(Data excerpts)
#####

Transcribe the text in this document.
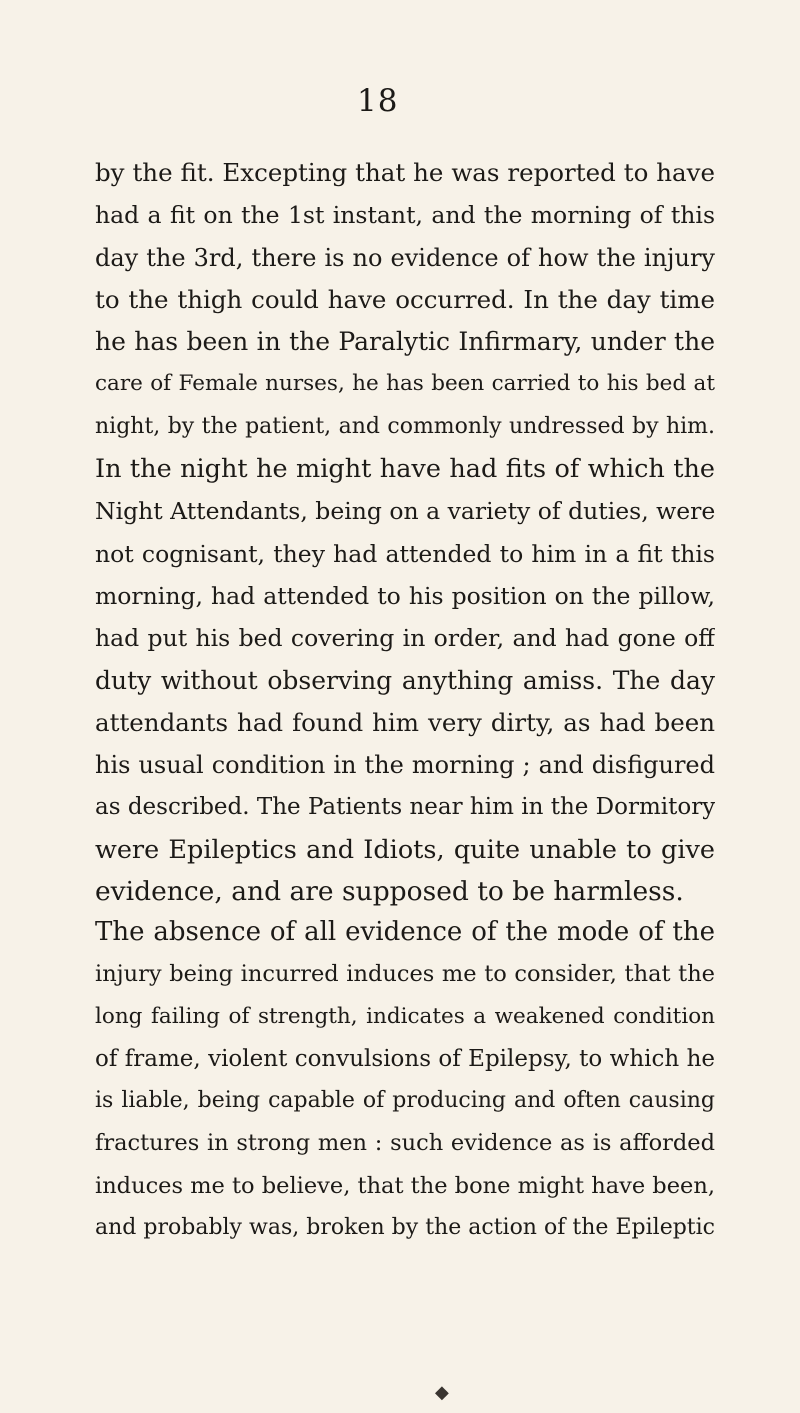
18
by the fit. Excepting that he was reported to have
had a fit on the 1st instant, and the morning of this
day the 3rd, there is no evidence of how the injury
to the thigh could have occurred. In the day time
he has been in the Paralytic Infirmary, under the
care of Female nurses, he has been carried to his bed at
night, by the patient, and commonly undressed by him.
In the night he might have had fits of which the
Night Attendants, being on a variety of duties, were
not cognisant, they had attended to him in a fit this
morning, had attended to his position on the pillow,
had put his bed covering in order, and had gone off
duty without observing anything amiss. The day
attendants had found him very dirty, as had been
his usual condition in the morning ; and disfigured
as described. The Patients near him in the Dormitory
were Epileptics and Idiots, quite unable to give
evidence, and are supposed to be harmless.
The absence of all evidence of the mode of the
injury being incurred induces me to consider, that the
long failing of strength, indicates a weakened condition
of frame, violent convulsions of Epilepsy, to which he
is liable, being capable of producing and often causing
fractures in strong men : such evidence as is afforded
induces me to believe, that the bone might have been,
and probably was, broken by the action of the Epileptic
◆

#####

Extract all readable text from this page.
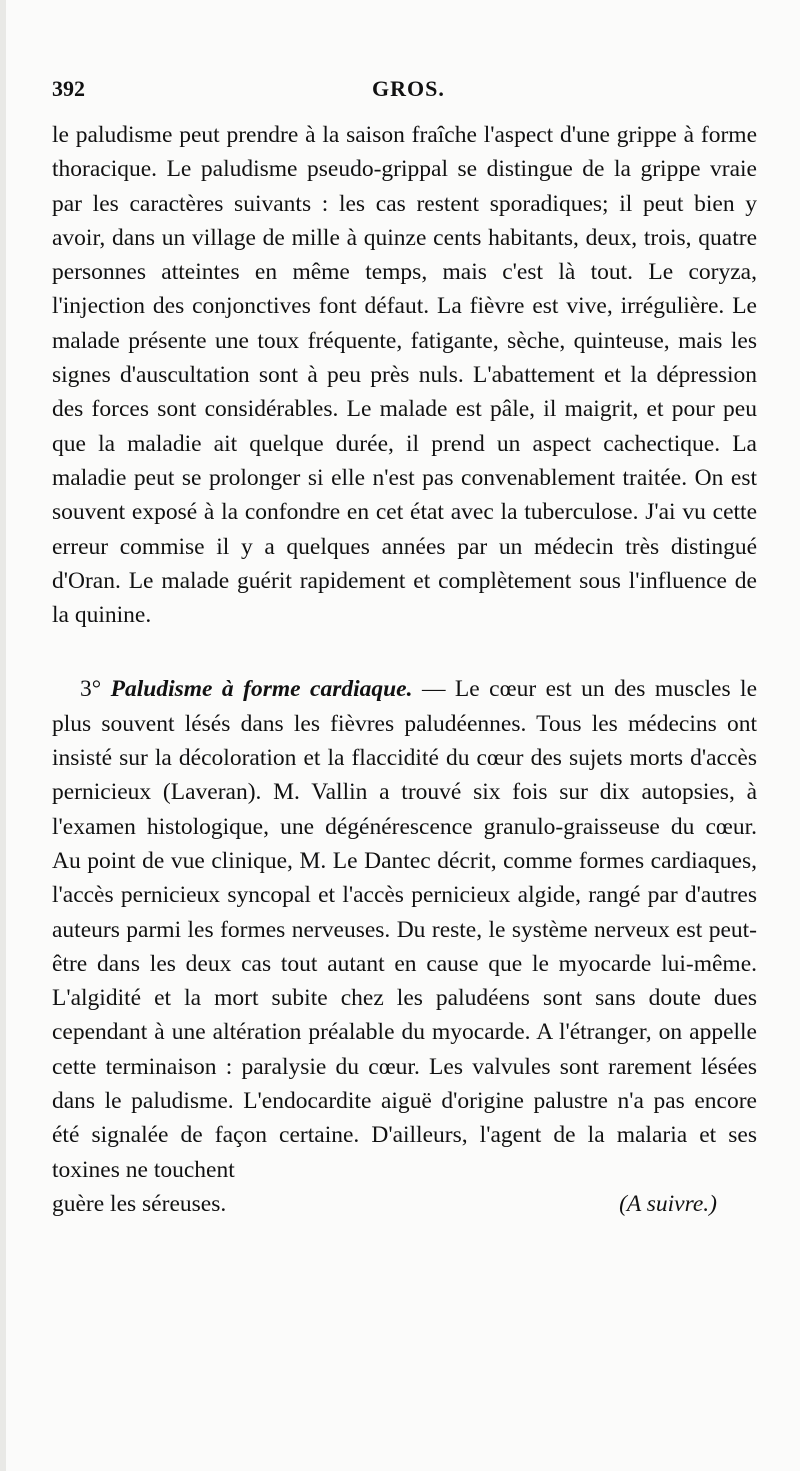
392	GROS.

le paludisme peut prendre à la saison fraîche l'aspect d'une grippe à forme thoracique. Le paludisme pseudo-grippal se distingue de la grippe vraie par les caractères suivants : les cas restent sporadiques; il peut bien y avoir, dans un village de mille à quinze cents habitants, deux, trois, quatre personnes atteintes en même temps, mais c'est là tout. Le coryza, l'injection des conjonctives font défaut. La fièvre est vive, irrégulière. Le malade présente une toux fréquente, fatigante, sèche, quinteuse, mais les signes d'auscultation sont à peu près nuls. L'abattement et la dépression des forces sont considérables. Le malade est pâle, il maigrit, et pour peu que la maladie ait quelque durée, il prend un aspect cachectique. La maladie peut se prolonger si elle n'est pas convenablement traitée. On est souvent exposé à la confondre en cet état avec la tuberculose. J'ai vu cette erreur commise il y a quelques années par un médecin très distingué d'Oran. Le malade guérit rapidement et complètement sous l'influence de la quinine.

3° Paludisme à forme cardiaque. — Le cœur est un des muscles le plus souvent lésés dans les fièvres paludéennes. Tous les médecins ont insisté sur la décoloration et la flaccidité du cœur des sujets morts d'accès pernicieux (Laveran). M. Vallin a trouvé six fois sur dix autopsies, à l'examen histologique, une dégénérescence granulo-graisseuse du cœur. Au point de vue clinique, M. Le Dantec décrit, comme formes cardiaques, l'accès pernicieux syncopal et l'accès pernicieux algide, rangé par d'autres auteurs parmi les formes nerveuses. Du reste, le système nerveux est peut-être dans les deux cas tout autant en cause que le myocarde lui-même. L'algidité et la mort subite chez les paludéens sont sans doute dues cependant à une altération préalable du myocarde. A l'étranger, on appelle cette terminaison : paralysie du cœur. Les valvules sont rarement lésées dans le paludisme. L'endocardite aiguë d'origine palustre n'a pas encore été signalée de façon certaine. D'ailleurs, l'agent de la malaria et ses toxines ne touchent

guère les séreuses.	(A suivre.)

#####

## Action item
Check each line of the records for the word "this", then state how many lines have it, as a number only.

## The answer
4